▸ **Required work**: Filter the data below for the string "heading" and copy each matching line.

# start of Records for processing

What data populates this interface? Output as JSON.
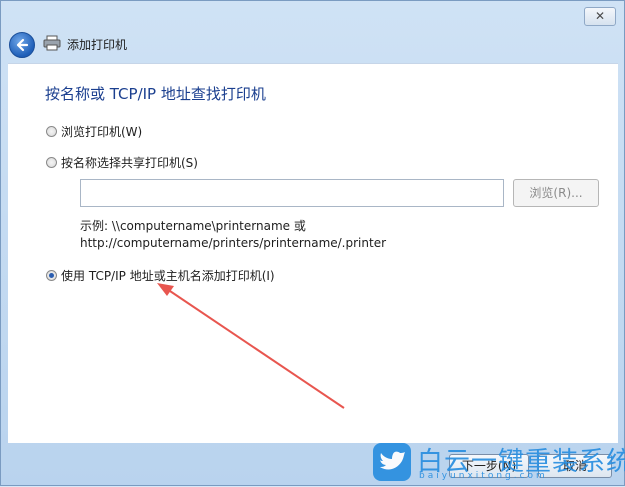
{
  "window": {
    "close_label": "✕",
    "title": "添加打印机"
  },
  "page": {
    "heading": "按名称或 TCP/IP 地址查找打印机",
    "options": [
      {
        "label": "浏览打印机(W)",
        "checked": false
      },
      {
        "label": "按名称选择共享打印机(S)",
        "checked": false
      },
      {
        "label": "使用 TCP/IP 地址或主机名添加打印机(I)",
        "checked": true
      }
    ],
    "share_input": {
      "value": "",
      "placeholder": ""
    },
    "browse_label": "浏览(R)...",
    "example_line1": "示例: \\\\computername\\printername 或",
    "example_line2": "http://computername/printers/printername/.printer"
  },
  "footer": {
    "next_label": "下一步(N)",
    "cancel_label": "取消"
  },
  "watermark": {
    "text": "白云一键重装系统",
    "url": "baiyunxitong.com"
  },
  "colors": {
    "heading": "#1b3f8f",
    "arrow": "#e8564f",
    "watermark": "#2a8fe0"
  }
}
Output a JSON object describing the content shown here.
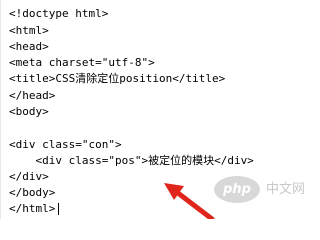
{
  "editor": {
    "lines": [
      "<!doctype html>",
      "<html>",
      "<head>",
      "<meta charset=\"utf-8\">",
      "<title>CSS清除定位position</title>",
      "</head>",
      "<body>",
      "",
      "<div class=\"con\">",
      "    <div class=\"pos\">被定位的模块</div>",
      "</div>",
      "</body>",
      "</html>"
    ]
  },
  "watermark": {
    "logo_text": "php",
    "site_text": "中文网"
  },
  "colors": {
    "arrow": "#e0261b",
    "text": "#000000",
    "watermark": "#c8c8c8"
  }
}
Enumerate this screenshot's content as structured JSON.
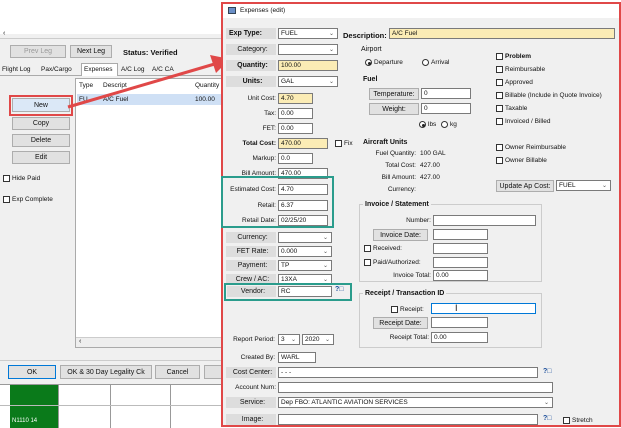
{
  "left_panel": {
    "prev_leg": "Prev Leg",
    "next_leg": "Next Leg",
    "status": "Status: Verified",
    "tabs": [
      "Flight Log",
      "Pax/Cargo",
      "Expenses",
      "A/C Log",
      "A/C CA"
    ],
    "columns": [
      "Type",
      "Descript",
      "Quantity"
    ],
    "rows": [
      {
        "type": "FU",
        "desc": "A/C Fuel",
        "qty": "100.00"
      }
    ],
    "new": "New",
    "copy": "Copy",
    "delete": "Delete",
    "edit": "Edit",
    "hide_paid": "Hide Paid",
    "exp_complete": "Exp Complete",
    "ok": "OK",
    "ok_legality": "OK & 30 Day Legality Ck",
    "cancel": "Cancel",
    "bottom_label": "N1110 14"
  },
  "dialog": {
    "title": "Expenses (edit)",
    "exp_type_label": "Exp Type:",
    "exp_type": "FUEL",
    "description_label": "Description:",
    "description": "A/C Fuel",
    "category_label": "Category:",
    "quantity_label": "Quantity:",
    "quantity": "100.00",
    "units_label": "Units:",
    "units": "GAL",
    "unit_cost_label": "Unit Cost:",
    "unit_cost": "4.70",
    "tax_label": "Tax:",
    "tax": "0.00",
    "fet_label": "FET:",
    "fet": "0.00",
    "total_cost_label": "Total Cost:",
    "total_cost": "470.00",
    "fix_label": "Fix",
    "markup_label": "Markup:",
    "markup": "0.0",
    "bill_amount_label": "Bill Amount:",
    "bill_amount": "470.00",
    "estimated_cost_label": "Estimated Cost:",
    "estimated_cost": "4.70",
    "retail_label": "Retail:",
    "retail": "6.37",
    "retail_date_label": "Retail Date:",
    "retail_date": "02/25/20",
    "currency_label": "Currency:",
    "fet_rate_label": "FET Rate:",
    "fet_rate": "0.000",
    "payment_label": "Payment:",
    "payment": "TP",
    "crew_ac_label": "Crew / AC:",
    "crew_ac": "13XA",
    "vendor_label": "Vendor:",
    "vendor": "RC",
    "help_q": "?",
    "report_period_label": "Report Period:",
    "report_month": "3",
    "report_year": "2020",
    "created_by_label": "Created By:",
    "created_by": "WARL",
    "cost_center_label": "Cost Center:",
    "cost_center": "-   -   -",
    "account_num_label": "Account Num:",
    "service_label": "Service:",
    "service": "Dep FBO: ATLANTIC AVIATION SERVICES",
    "image_label": "Image:",
    "stretch_label": "Stretch",
    "airport": {
      "title": "Airport",
      "departure": "Departure",
      "arrival": "Arrival"
    },
    "fuel": {
      "title": "Fuel",
      "temperature_label": "Temperature:",
      "temperature": "0",
      "weight_label": "Weight:",
      "weight": "0",
      "lbs": "lbs",
      "kg": "kg"
    },
    "aircraft_units": {
      "title": "Aircraft Units",
      "fuel_quantity": "Fuel Quantity:",
      "fuel_quantity_val": "100 GAL",
      "total_cost": "Total Cost:",
      "total_cost_val": "427.00",
      "bill_amount": "Bill Amount:",
      "bill_amount_val": "427.00",
      "currency": "Currency:"
    },
    "flags": [
      {
        "label": "Problem",
        "bold": true
      },
      {
        "label": "Reimbursable"
      },
      {
        "label": "Approved"
      },
      {
        "label": "Billable (Include in Quote Invoice)"
      },
      {
        "label": "Taxable"
      },
      {
        "label": "Invoiced / Billed"
      }
    ],
    "owner_flags": [
      "Owner Reimbursable",
      "Owner Billable"
    ],
    "update_ap_cost_label": "Update Ap Cost:",
    "update_ap_cost": "FUEL",
    "invoice": {
      "title": "Invoice / Statement",
      "number_label": "Number:",
      "invoice_date_label": "Invoice Date:",
      "received_label": "Received:",
      "paid_label": "Paid/Authorized:",
      "invoice_total_label": "Invoice Total:",
      "invoice_total": "0.00"
    },
    "receipt": {
      "title": "Receipt / Transaction ID",
      "receipt_label": "Receipt:",
      "receipt_date_label": "Receipt Date:",
      "receipt_total_label": "Receipt Total:",
      "receipt_total": "0.00"
    }
  }
}
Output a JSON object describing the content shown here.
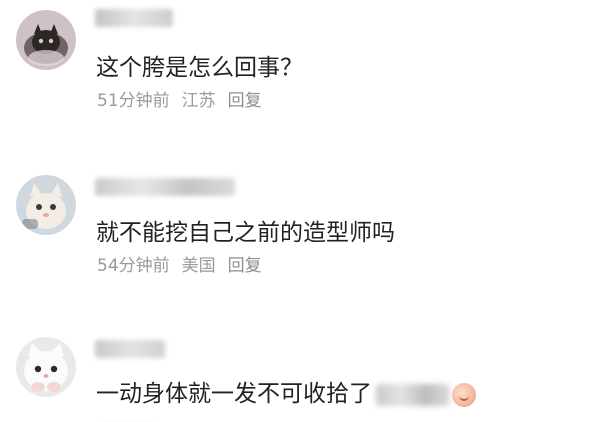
{
  "comments": [
    {
      "text": "这个胯是怎么回事？",
      "time": "51分钟前",
      "location": "江苏",
      "reply": "回复",
      "avatar_icon": "dark-cat-avatar-icon"
    },
    {
      "text": "就不能挖自己之前的造型师吗",
      "time": "54分钟前",
      "location": "美国",
      "reply": "回复",
      "avatar_icon": "pale-cat-avatar-icon"
    },
    {
      "text": "一动身体就一发不可收拾了",
      "time": "",
      "location": "",
      "reply": "",
      "avatar_icon": "white-cat-avatar-icon",
      "trailing_icon": "face-emoji-icon"
    }
  ],
  "colors": {
    "text": "#222222",
    "meta": "#9a9a9a",
    "background": "#ffffff"
  }
}
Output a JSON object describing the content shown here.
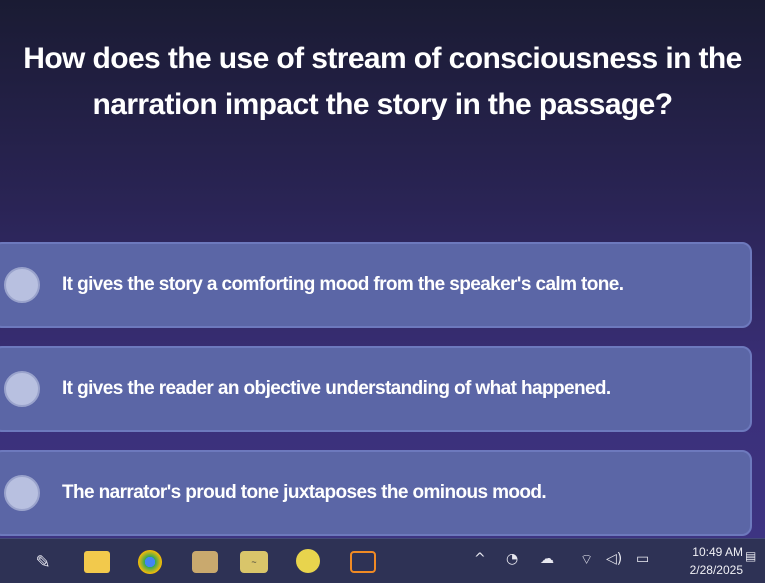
{
  "question": {
    "line1": "How does the use of stream of consciousness in the",
    "line2": "narration impact the story in the passage?"
  },
  "answers": [
    {
      "text": "It gives the story a comforting mood from the speaker's calm tone."
    },
    {
      "text": "It gives the reader an objective understanding of what happened."
    },
    {
      "text": "The narrator's proud tone juxtaposes the ominous mood."
    }
  ],
  "taskbar": {
    "clock_time": "10:49 AM",
    "clock_date": "2/28/2025",
    "icons": [
      "pen-icon",
      "file-explorer-icon",
      "chrome-icon",
      "calendar-app-icon",
      "handwriting-app-icon",
      "paint-icon",
      "kami-icon"
    ],
    "tray_icons": [
      "chevron-up-icon",
      "recorder-icon",
      "cloud-icon",
      "wifi-icon",
      "speaker-icon",
      "battery-icon",
      "notification-icon"
    ]
  },
  "colors": {
    "background_top": "#1a1b33",
    "background_bottom": "#3e3585",
    "answer_fill": "#5b66a6",
    "radio_fill": "#b8c0e0",
    "text": "#ffffff"
  }
}
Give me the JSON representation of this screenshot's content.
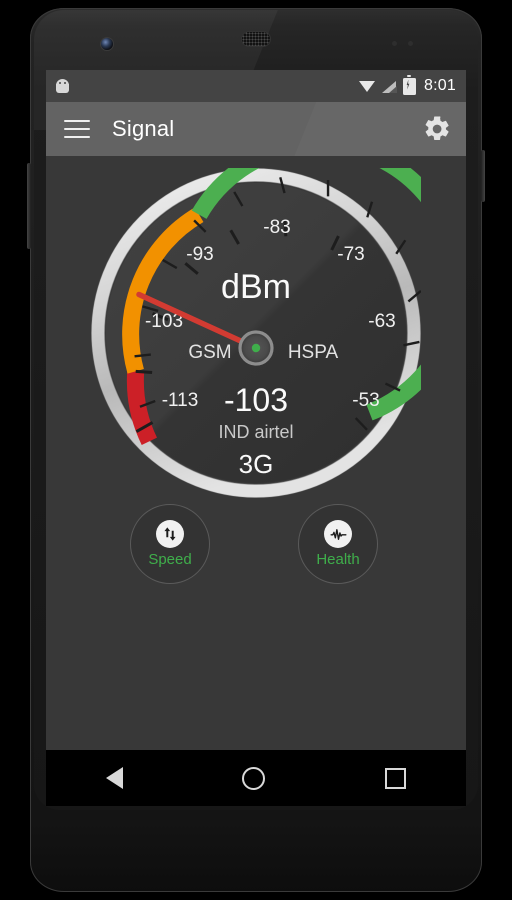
{
  "device": {
    "name": "android-phone-mockup",
    "camera_icon": "front-camera",
    "speaker_icon": "earpiece-speaker"
  },
  "status_bar": {
    "notification_icon": "android-robot-icon",
    "wifi_icon": "wifi-icon",
    "signal_icon": "cellular-signal-icon",
    "battery_icon": "battery-charging-icon",
    "time": "8:01",
    "background_color": "#444444"
  },
  "app_bar": {
    "menu_icon": "hamburger-menu-icon",
    "title": "Signal",
    "settings_icon": "gear-icon",
    "background_color": "#636363"
  },
  "gauge": {
    "unit_label": "dBm",
    "value": "-103",
    "carrier": "IND airtel",
    "network_type": "3G",
    "left_mode_label": "GSM",
    "right_mode_label": "HSPA",
    "tick_labels": [
      "-113",
      "-103",
      "-93",
      "-83",
      "-73",
      "-63",
      "-53"
    ],
    "needle_color": "#d23b32",
    "hub_dot_color": "#3fae4b",
    "bezel_color": "#d4d4d4",
    "face_color": "#3a3a3a"
  },
  "chart_data": {
    "type": "gauge",
    "title": "dBm",
    "value": -103,
    "display_value": "-103",
    "unit": "dBm",
    "min": -118,
    "max": -48,
    "ticks": [
      -113,
      -103,
      -93,
      -83,
      -73,
      -63,
      -53
    ],
    "tick_interval": 10,
    "minor_tick_interval": 5,
    "start_angle_deg": 215,
    "end_angle_deg": -35,
    "bands": [
      {
        "name": "poor",
        "from": -118,
        "to": -100,
        "color": "#cc2027"
      },
      {
        "name": "fair",
        "from": -100,
        "to": -90,
        "color": "#f29100"
      },
      {
        "name": "good",
        "from": -90,
        "to": -48,
        "color": "#4caf50"
      }
    ],
    "annotations": [
      "GSM",
      "HSPA",
      "IND airtel",
      "3G"
    ],
    "grid": false,
    "legend": "none"
  },
  "buttons": [
    {
      "id": "speed",
      "label": "Speed",
      "icon": "up-down-arrows-icon",
      "label_color": "#3fae4b"
    },
    {
      "id": "health",
      "label": "Health",
      "icon": "pulse-waveform-icon",
      "label_color": "#3fae4b"
    }
  ],
  "nav_bar": {
    "back_icon": "back-triangle-icon",
    "home_icon": "home-circle-icon",
    "recents_icon": "recents-square-icon",
    "background_color": "#000000"
  }
}
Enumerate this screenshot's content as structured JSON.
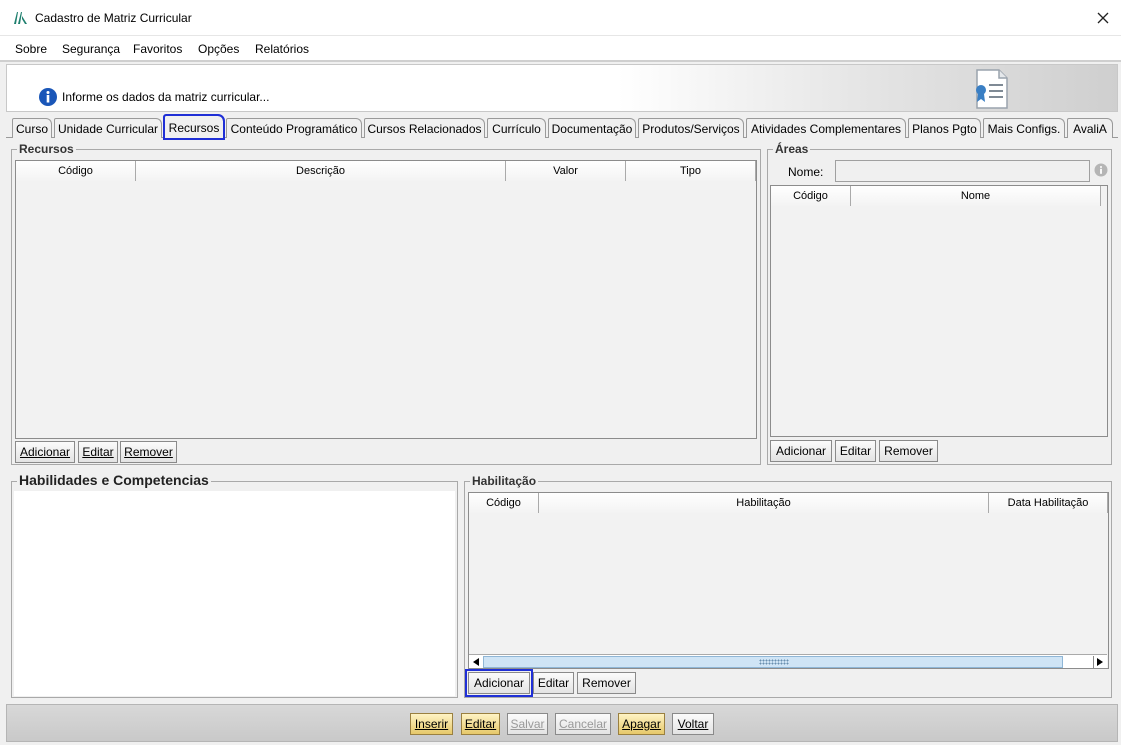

# end of Records for processing

▸ **Output below**:
    "heading": "按名称或 TCP/IP 地址查找打印机",
    "heading": "#1b3f8f",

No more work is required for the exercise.